Only a number is wanted: how many lines in the records below contain "сфере"?

= = = = = = =

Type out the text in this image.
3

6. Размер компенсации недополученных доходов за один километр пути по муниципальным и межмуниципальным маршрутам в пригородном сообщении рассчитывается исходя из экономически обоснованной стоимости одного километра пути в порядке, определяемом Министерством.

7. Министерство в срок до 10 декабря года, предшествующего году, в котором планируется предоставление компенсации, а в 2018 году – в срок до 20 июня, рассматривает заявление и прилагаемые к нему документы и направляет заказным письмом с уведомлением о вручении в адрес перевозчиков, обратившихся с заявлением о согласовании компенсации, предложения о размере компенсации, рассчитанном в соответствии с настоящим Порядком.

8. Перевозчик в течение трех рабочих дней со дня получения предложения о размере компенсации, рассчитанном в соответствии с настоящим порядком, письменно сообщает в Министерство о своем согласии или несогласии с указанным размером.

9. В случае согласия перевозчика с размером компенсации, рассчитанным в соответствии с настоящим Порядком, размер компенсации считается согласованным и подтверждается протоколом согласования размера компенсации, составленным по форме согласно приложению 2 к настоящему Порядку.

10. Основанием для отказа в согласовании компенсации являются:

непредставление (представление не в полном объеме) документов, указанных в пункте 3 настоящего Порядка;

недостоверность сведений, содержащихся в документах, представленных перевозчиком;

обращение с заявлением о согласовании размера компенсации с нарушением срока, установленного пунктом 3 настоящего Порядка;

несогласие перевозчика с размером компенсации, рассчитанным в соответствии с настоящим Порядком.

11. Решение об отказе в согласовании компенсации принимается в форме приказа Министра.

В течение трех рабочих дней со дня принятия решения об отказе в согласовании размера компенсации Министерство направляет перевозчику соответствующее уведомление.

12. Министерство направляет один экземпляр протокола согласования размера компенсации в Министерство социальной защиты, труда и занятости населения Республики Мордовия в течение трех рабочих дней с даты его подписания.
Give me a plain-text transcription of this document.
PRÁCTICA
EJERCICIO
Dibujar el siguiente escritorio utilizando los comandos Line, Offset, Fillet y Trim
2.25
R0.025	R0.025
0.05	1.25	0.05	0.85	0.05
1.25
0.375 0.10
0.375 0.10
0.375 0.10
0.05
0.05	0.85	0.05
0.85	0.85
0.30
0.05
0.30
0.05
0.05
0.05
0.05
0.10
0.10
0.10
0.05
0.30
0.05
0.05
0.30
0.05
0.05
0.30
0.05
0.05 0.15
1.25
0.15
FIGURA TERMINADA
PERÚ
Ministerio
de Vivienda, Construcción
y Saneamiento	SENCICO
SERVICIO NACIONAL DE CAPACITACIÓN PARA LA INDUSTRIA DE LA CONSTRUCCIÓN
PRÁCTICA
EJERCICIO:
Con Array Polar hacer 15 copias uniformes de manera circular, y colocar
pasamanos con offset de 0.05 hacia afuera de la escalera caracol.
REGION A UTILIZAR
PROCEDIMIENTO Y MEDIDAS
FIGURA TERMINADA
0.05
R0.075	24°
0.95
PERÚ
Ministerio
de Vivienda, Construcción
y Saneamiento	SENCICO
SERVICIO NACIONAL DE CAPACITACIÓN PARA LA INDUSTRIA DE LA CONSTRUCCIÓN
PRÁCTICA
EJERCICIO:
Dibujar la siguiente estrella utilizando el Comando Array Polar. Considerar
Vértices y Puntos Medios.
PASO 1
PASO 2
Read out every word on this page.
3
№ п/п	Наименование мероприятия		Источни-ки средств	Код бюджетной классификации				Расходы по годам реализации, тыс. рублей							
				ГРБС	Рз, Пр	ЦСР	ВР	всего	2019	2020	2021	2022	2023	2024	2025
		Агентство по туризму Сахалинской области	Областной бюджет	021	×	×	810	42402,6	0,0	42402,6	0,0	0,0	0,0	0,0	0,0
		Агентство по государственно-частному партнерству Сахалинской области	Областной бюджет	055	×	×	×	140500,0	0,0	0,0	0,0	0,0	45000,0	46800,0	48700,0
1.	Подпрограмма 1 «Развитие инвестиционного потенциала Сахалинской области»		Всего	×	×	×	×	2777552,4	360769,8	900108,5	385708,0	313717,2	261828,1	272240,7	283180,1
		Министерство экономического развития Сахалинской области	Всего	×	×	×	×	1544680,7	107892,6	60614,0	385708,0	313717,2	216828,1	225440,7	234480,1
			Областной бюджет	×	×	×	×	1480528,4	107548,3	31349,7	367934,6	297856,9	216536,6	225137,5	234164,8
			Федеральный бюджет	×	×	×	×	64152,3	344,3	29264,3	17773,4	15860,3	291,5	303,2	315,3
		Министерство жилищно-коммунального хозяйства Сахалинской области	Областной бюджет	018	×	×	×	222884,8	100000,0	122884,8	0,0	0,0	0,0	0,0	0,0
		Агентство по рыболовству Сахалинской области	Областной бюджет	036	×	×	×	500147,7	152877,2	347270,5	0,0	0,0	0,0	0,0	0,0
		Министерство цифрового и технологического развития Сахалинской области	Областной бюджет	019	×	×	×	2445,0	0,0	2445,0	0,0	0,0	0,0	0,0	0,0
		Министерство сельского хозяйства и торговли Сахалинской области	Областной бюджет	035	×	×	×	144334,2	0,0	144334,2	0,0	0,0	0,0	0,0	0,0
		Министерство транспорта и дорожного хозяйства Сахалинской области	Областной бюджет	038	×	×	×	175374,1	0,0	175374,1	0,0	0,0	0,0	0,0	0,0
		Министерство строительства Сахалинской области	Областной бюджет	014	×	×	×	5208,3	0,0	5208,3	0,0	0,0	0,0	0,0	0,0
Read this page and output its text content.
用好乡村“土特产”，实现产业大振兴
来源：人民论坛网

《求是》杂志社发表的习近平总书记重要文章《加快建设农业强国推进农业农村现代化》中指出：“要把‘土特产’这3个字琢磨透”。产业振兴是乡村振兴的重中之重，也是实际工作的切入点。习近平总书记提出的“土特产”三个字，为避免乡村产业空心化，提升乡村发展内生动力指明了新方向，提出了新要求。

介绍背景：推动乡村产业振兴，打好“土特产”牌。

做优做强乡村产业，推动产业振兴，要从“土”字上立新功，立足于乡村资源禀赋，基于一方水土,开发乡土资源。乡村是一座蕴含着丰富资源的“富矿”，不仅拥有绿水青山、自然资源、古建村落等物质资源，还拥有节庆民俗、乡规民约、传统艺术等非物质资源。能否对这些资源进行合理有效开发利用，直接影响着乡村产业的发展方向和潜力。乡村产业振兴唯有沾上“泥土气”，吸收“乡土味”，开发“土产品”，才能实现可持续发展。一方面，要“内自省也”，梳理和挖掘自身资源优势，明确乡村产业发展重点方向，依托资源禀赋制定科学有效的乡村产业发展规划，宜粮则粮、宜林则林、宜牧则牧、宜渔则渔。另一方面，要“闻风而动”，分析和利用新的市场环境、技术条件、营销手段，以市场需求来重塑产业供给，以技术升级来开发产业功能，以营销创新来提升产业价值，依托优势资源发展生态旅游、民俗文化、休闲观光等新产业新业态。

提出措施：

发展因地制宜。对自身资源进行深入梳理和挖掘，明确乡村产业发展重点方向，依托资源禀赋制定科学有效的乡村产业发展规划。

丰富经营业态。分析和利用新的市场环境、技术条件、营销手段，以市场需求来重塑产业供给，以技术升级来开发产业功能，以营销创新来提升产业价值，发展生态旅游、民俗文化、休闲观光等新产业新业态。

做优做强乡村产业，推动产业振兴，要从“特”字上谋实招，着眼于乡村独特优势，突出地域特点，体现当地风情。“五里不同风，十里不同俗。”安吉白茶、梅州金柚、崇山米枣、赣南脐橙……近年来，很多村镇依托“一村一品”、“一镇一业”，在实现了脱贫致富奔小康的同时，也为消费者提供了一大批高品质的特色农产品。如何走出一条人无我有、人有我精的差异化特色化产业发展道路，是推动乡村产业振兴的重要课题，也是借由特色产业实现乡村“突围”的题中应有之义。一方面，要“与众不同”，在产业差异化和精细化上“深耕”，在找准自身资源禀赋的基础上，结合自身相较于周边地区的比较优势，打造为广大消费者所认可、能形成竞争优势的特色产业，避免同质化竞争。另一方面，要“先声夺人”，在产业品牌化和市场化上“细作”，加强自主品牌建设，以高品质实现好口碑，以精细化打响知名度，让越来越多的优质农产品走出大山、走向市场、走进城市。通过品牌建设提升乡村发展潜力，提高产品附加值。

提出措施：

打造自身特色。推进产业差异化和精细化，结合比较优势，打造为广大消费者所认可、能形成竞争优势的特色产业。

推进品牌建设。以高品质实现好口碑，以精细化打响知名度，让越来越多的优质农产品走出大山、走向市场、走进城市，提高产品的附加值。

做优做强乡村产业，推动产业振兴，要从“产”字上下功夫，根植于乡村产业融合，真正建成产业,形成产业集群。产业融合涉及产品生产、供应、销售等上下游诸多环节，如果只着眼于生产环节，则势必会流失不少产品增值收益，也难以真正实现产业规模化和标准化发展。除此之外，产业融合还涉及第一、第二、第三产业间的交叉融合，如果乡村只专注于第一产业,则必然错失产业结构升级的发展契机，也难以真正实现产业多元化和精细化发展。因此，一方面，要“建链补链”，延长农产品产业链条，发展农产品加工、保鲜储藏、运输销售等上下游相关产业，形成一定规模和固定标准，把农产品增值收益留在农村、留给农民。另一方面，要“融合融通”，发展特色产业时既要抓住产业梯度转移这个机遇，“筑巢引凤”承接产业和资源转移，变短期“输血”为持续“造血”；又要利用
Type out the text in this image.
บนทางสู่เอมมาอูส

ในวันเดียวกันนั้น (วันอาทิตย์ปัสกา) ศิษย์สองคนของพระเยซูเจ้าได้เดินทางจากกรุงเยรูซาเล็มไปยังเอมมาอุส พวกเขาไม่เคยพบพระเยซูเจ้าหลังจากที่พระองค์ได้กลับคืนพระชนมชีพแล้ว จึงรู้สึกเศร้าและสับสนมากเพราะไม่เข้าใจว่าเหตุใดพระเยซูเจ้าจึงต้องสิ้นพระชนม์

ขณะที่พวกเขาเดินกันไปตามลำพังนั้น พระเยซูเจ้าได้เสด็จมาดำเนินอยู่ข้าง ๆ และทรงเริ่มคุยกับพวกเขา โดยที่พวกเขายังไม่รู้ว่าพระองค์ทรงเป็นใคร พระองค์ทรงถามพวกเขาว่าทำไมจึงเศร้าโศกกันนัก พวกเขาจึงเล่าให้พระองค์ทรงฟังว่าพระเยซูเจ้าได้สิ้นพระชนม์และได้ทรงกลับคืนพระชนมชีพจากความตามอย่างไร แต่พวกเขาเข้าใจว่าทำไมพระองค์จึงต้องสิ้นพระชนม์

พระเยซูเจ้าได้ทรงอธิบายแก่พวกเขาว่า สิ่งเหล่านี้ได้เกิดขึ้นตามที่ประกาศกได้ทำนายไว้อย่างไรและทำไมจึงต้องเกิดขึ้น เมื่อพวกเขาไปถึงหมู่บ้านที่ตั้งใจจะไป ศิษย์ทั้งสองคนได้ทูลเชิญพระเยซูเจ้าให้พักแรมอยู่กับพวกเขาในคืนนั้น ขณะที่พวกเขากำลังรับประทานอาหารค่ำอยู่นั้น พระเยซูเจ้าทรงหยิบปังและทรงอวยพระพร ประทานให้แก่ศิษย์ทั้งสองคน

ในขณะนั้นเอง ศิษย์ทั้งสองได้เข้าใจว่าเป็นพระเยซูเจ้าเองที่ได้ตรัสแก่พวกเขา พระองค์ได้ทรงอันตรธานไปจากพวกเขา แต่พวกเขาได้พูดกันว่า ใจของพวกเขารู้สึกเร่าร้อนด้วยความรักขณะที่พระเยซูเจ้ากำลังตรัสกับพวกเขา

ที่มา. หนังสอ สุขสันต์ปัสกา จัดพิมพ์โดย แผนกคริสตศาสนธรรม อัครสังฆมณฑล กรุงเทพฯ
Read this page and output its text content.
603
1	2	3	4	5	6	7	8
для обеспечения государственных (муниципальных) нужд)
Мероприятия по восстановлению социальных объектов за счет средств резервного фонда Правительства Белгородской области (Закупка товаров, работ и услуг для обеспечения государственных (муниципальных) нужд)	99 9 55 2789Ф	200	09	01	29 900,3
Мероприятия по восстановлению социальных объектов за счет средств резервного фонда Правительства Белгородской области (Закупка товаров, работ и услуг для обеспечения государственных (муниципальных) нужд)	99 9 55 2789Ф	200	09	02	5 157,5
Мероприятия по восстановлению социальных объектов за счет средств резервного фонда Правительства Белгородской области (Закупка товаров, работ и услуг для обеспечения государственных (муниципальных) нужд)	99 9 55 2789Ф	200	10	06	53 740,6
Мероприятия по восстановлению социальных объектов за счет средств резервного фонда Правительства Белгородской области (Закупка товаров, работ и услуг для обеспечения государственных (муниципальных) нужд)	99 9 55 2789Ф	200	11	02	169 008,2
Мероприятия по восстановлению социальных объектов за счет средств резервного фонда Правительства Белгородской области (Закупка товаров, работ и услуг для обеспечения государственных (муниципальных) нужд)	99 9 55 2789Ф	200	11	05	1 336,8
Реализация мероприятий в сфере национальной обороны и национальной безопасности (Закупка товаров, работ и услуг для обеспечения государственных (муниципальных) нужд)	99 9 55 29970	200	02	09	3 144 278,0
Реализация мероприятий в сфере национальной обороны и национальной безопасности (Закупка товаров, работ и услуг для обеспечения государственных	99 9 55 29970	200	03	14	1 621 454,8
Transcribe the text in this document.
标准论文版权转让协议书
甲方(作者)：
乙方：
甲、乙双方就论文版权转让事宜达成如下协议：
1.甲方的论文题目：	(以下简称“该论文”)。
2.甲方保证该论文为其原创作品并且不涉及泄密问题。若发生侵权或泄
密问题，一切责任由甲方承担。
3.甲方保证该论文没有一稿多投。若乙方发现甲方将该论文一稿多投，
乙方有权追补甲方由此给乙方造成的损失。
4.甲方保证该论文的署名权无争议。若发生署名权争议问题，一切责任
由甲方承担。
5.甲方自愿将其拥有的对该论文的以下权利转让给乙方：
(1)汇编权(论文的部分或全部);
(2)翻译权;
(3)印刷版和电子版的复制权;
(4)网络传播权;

= = = = = = =

— Result below —
2